• **REQUIREMENT**
Rewrite all the items below, replacing "step-number" with "step-index" and leaving everything else unchanged. Leave the pictures out of your answer.

• **DATA SUPPLIED**
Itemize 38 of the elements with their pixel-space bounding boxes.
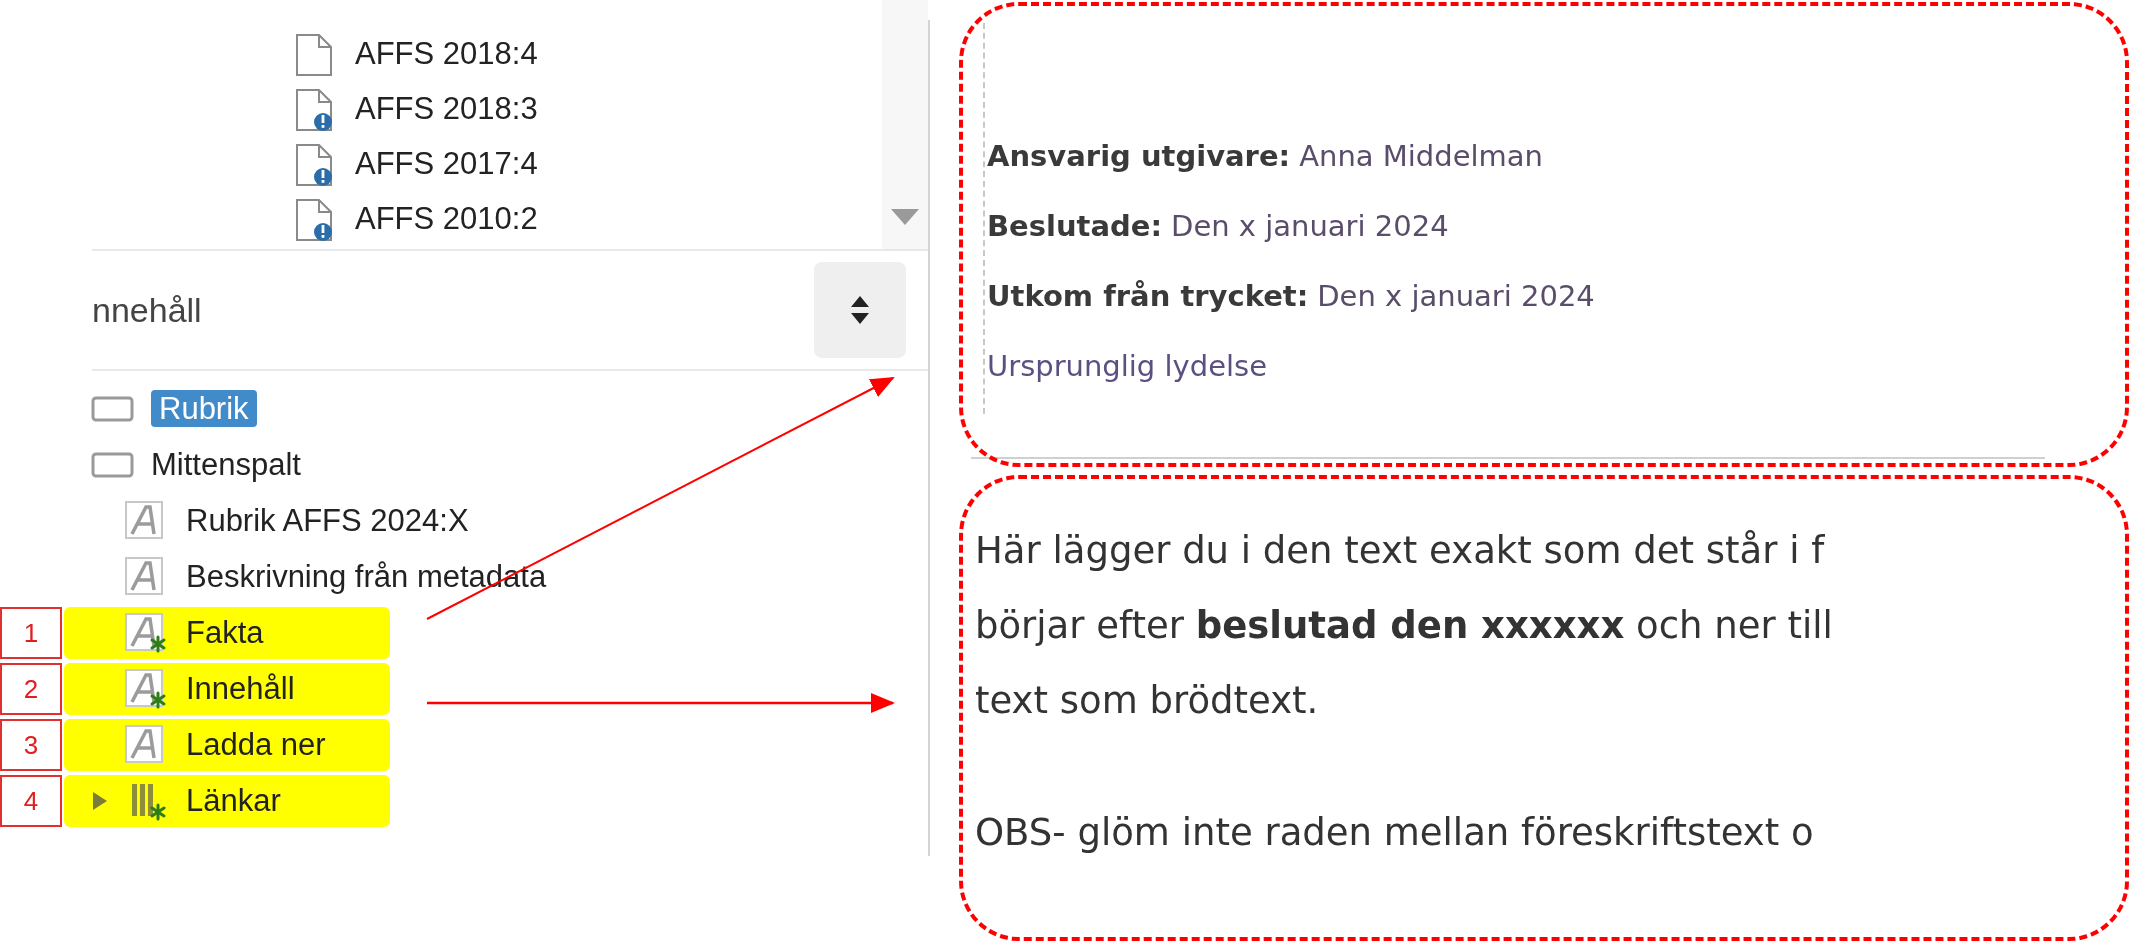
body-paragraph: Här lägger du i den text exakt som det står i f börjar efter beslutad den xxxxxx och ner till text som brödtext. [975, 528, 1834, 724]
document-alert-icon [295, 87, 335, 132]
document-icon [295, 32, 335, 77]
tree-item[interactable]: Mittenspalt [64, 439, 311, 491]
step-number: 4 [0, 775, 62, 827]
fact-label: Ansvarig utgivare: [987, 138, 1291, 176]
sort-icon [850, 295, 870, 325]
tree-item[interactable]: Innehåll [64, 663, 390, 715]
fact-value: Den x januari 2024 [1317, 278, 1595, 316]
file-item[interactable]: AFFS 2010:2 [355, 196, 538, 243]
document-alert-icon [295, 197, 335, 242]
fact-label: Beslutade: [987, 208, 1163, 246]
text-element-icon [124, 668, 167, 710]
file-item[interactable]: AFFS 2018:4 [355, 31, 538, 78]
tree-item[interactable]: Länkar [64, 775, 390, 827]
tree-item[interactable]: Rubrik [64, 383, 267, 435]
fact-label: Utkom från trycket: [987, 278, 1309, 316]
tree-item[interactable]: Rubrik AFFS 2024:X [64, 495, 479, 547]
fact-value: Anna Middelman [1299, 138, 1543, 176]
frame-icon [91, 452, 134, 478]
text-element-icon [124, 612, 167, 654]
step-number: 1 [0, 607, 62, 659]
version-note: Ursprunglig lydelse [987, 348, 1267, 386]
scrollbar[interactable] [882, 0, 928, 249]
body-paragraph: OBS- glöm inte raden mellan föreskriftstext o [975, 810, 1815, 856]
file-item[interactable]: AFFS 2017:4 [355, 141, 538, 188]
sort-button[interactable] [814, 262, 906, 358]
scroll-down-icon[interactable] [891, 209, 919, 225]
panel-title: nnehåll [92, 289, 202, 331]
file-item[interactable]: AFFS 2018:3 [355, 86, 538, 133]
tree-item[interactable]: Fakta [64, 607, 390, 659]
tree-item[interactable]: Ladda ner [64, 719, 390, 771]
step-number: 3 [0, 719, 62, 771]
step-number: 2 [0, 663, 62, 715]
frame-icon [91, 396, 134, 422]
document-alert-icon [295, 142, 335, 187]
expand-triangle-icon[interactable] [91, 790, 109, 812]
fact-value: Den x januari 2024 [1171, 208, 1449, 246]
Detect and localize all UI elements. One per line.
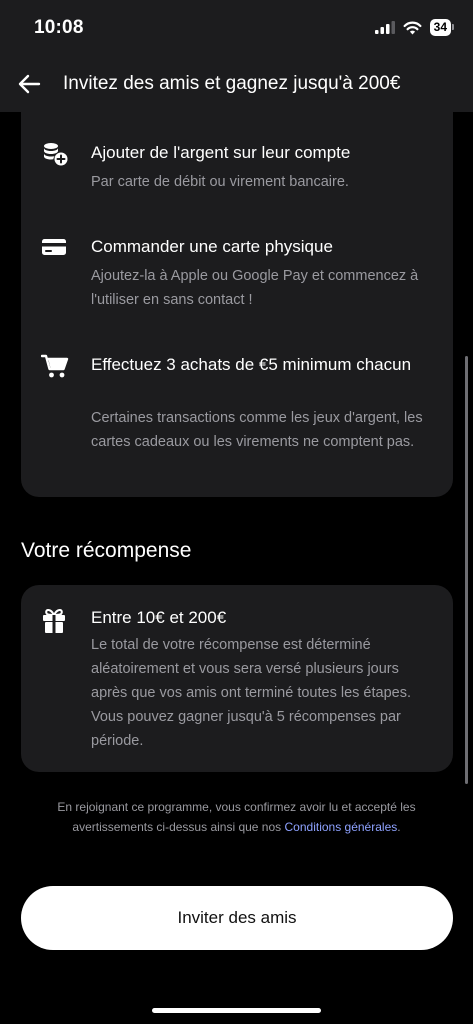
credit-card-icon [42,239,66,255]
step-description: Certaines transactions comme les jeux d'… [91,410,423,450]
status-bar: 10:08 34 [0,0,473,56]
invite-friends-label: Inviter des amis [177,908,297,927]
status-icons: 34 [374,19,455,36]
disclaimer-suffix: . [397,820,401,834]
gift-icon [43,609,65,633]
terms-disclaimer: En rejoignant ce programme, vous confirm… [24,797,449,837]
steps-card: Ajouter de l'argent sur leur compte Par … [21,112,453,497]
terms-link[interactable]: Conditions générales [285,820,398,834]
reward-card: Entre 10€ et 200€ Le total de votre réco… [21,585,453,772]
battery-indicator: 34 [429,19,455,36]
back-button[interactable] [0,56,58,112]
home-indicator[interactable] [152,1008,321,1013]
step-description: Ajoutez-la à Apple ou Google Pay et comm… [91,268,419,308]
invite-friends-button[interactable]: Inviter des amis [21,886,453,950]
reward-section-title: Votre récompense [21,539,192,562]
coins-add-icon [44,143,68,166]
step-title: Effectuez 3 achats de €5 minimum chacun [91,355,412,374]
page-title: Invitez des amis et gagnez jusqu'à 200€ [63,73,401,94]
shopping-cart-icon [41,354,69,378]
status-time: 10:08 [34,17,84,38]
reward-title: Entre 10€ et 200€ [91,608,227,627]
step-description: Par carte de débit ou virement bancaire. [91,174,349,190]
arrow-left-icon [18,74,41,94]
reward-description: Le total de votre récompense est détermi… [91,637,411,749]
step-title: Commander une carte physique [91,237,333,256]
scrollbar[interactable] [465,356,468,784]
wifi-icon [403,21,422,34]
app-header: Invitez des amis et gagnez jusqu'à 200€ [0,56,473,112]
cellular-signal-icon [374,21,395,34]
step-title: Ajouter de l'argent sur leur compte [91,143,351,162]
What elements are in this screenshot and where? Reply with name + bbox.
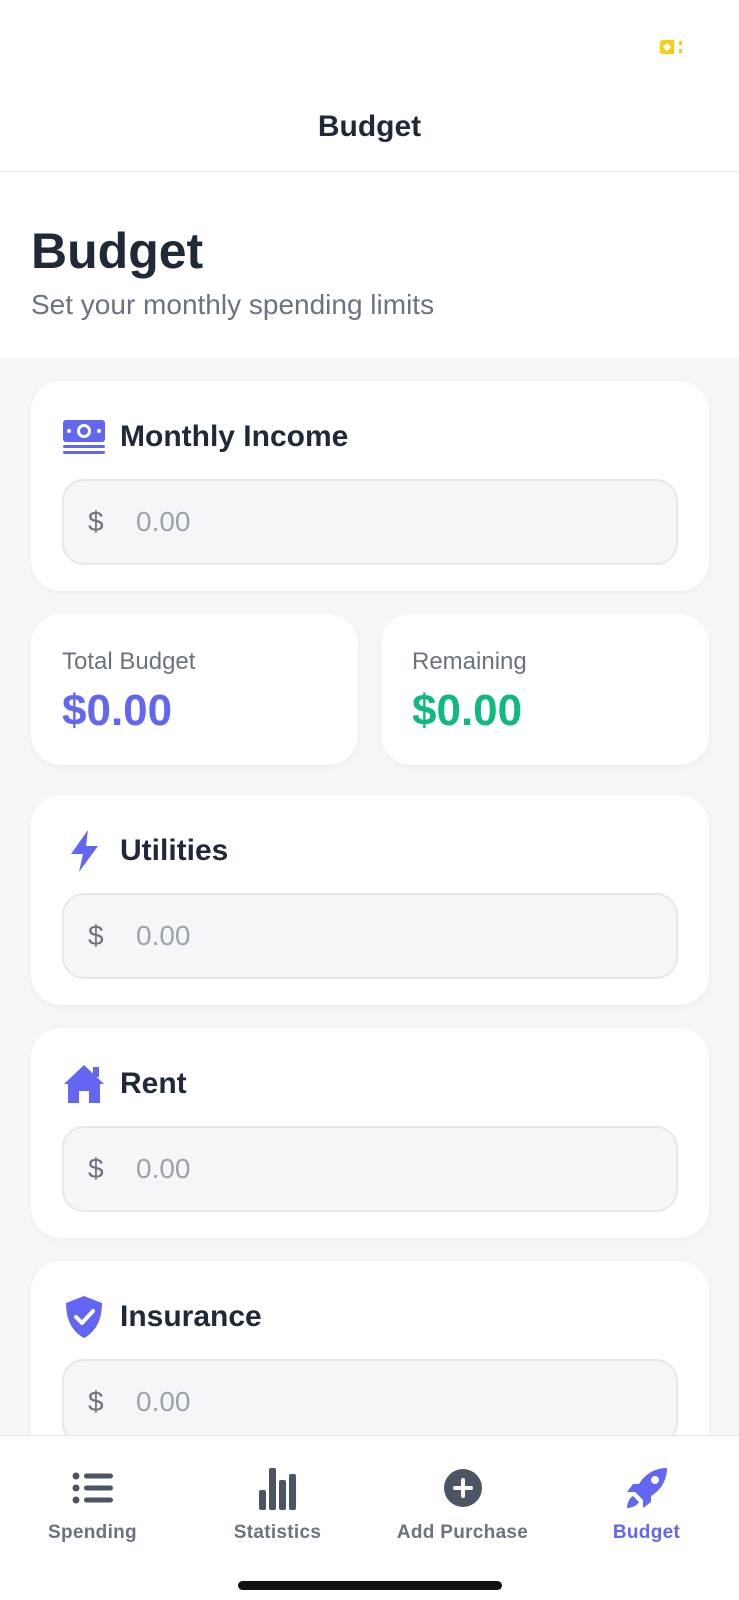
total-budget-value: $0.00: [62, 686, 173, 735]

• **TASK RESPONSE**
Itemize 38 of the elements with their pixel-space bounding boxes.
body-paragraph: Här lägger du i den text exakt som det står i f börjar efter beslutad den xxxxxx och ner till text som brödtext. [975, 528, 1834, 724]
document-alert-icon [295, 87, 335, 132]
document-icon [295, 32, 335, 77]
tree-item[interactable]: Mittenspalt [64, 439, 311, 491]
step-index: 4 [0, 775, 62, 827]
fact-label: Ansvarig utgivare: [987, 138, 1291, 176]
sort-icon [850, 295, 870, 325]
tree-item[interactable]: Innehåll [64, 663, 390, 715]
fact-value: Den x januari 2024 [1317, 278, 1595, 316]
file-item[interactable]: AFFS 2010:2 [355, 196, 538, 243]
document-alert-icon [295, 197, 335, 242]
fact-label: Beslutade: [987, 208, 1163, 246]
text-element-icon [124, 668, 167, 710]
file-item[interactable]: AFFS 2018:4 [355, 31, 538, 78]
tree-item[interactable]: Länkar [64, 775, 390, 827]
tree-item[interactable]: Rubrik [64, 383, 267, 435]
fact-label: Utkom från trycket: [987, 278, 1309, 316]
tree-item[interactable]: Rubrik AFFS 2024:X [64, 495, 479, 547]
fact-value: Anna Middelman [1299, 138, 1543, 176]
frame-icon [91, 452, 134, 478]
text-element-icon [124, 612, 167, 654]
step-index: 1 [0, 607, 62, 659]
version-note: Ursprunglig lydelse [987, 348, 1267, 386]
scrollbar[interactable] [882, 0, 928, 249]
body-paragraph: OBS- glöm inte raden mellan föreskriftstext o [975, 810, 1815, 856]
file-item[interactable]: AFFS 2017:4 [355, 141, 538, 188]
sort-button[interactable] [814, 262, 906, 358]
scroll-down-icon[interactable] [891, 209, 919, 225]
panel-title: nnehåll [92, 289, 202, 331]
file-item[interactable]: AFFS 2018:3 [355, 86, 538, 133]
tree-item[interactable]: Fakta [64, 607, 390, 659]
tree-item[interactable]: Ladda ner [64, 719, 390, 771]
step-index: 3 [0, 719, 62, 771]
step-index: 2 [0, 663, 62, 715]
frame-icon [91, 396, 134, 422]
document-alert-icon [295, 142, 335, 187]
expand-triangle-icon[interactable] [91, 790, 109, 812]
fact-value: Den x januari 2024 [1171, 208, 1449, 246]
Detect and localize all UI elements. One per line.
credit-card-icon [42,239,66,255]
step-description: Certaines transactions comme les jeux d'… [91,410,423,450]
status-bar: 10:08 34 [0,0,473,56]
invite-friends-label: Inviter des amis [177,908,297,927]
status-icons: 34 [374,19,455,36]
disclaimer-suffix: . [397,820,401,834]
gift-icon [43,609,65,633]
terms-disclaimer: En rejoignant ce programme, vous confirm… [24,797,449,837]
steps-card: Ajouter de l'argent sur leur compte Par … [21,112,453,497]
terms-link[interactable]: Conditions générales [285,820,398,834]
reward-card: Entre 10€ et 200€ Le total de votre réco… [21,585,453,772]
battery-indicator: 34 [429,19,455,36]
back-button[interactable] [0,56,58,112]
home-indicator[interactable] [152,1008,321,1013]
step-description: Ajoutez-la à Apple ou Google Pay et comm… [91,268,419,308]
invite-friends-button[interactable]: Inviter des amis [21,886,453,950]
reward-section-title: Votre récompense [21,539,192,562]
coins-add-icon [44,143,68,166]
step-title: Effectuez 3 achats de €5 minimum chacun [91,355,412,374]
page-title: Invitez des amis et gagnez jusqu'à 200€ [63,73,401,94]
shopping-cart-icon [41,354,69,378]
status-time: 10:08 [34,17,84,38]
reward-title: Entre 10€ et 200€ [91,608,227,627]
step-description: Par carte de débit ou virement bancaire. [91,174,349,190]
arrow-left-icon [18,74,41,94]
reward-description: Le total de votre récompense est détermi… [91,637,411,749]
step-title: Commander une carte physique [91,237,333,256]
scrollbar[interactable] [465,356,468,784]
wifi-icon [403,21,422,34]
app-header: Invitez des amis et gagnez jusqu'à 200€ [0,56,473,112]
cellular-signal-icon [374,21,395,34]
step-title: Ajouter de l'argent sur leur compte [91,143,351,162]
What elements are in this screenshot and where? Reply with name + bbox.
total-budget-value: $0.00: [62, 686, 173, 735]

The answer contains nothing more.